#### [SET PROBLEM]
Scan the lines below for "TOTAL"; report the number of lines that contain it, and only that.

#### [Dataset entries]
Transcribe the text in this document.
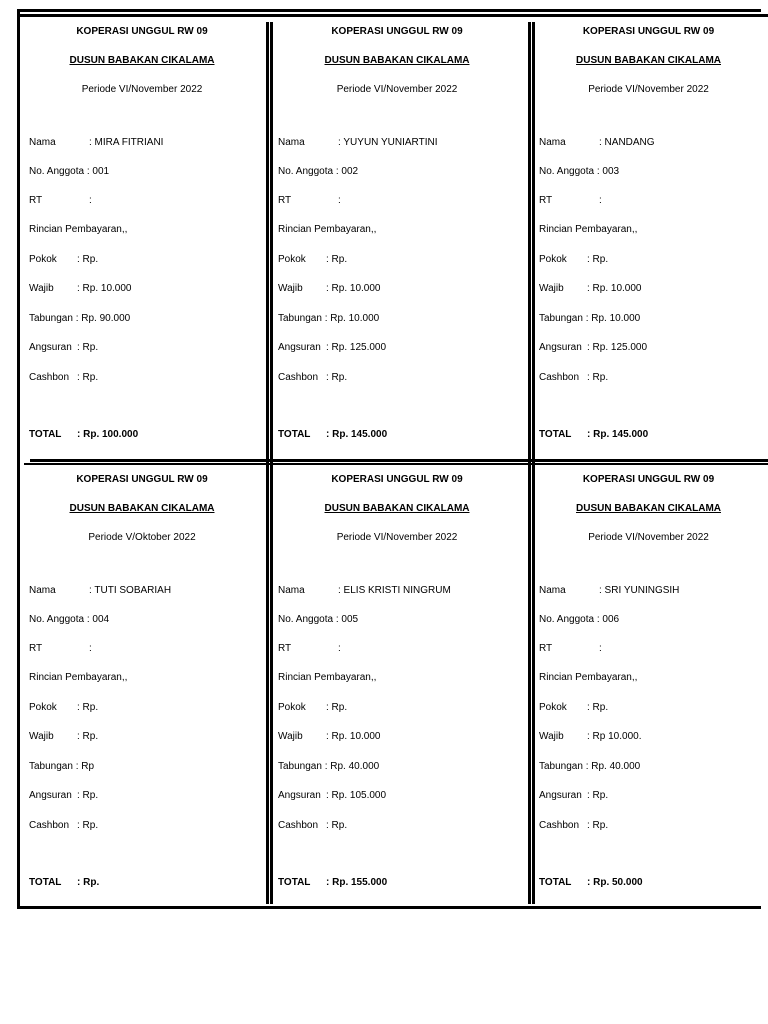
KOPERASI UNGGUL RW 09
DUSUN BABAKAN CIKALAMA
Periode VI/November 2022
Nama	: MIRA FITRIANI
No. Anggota : 001
RT	:
Rincian Pembayaran,,
Pokok : Rp.
Wajib : Rp. 10.000
Tabungan : Rp. 90.000
Angsuran : Rp.
Cashbon : Rp.
TOTAL : Rp. 100.000
KOPERASI UNGGUL RW 09
DUSUN BABAKAN CIKALAMA
Periode VI/November 2022
Nama	: YUYUN YUNIARTINI
No. Anggota : 002
RT	:
Rincian Pembayaran,,
Pokok : Rp.
Wajib : Rp. 10.000
Tabungan : Rp. 10.000
Angsuran : Rp. 125.000
Cashbon : Rp.
TOTAL : Rp. 145.000
KOPERASI UNGGUL RW 09
DUSUN BABAKAN CIKALAMA
Periode VI/November 2022
Nama	: NANDANG
No. Anggota : 003
RT	:
Rincian Pembayaran,,
Pokok : Rp.
Wajib : Rp. 10.000
Tabungan : Rp. 10.000
Angsuran : Rp. 125.000
Cashbon : Rp.
TOTAL : Rp. 145.000
KOPERASI UNGGUL RW 09
DUSUN BABAKAN CIKALAMA
Periode V/Oktober 2022
Nama	: TUTI SOBARIAH
No. Anggota : 004
RT	:
Rincian Pembayaran,,
Pokok : Rp.
Wajib : Rp.
Tabungan : Rp
Angsuran : Rp.
Cashbon : Rp.
TOTAL : Rp.
KOPERASI UNGGUL RW 09
DUSUN BABAKAN CIKALAMA
Periode VI/November 2022
Nama	: ELIS KRISTI NINGRUM
No. Anggota : 005
RT	:
Rincian Pembayaran,,
Pokok : Rp.
Wajib : Rp. 10.000
Tabungan : Rp. 40.000
Angsuran : Rp. 105.000
Cashbon : Rp.
TOTAL : Rp. 155.000
KOPERASI UNGGUL RW 09
DUSUN BABAKAN CIKALAMA
Periode VI/November 2022
Nama	: SRI YUNINGSIH
No. Anggota : 006
RT	:
Rincian Pembayaran,,
Pokok : Rp.
Wajib : Rp 10.000.
Tabungan : Rp. 40.000
Angsuran : Rp.
Cashbon : Rp.
TOTAL : Rp. 50.000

#### [RESULT OF THIS EXERCISE]
6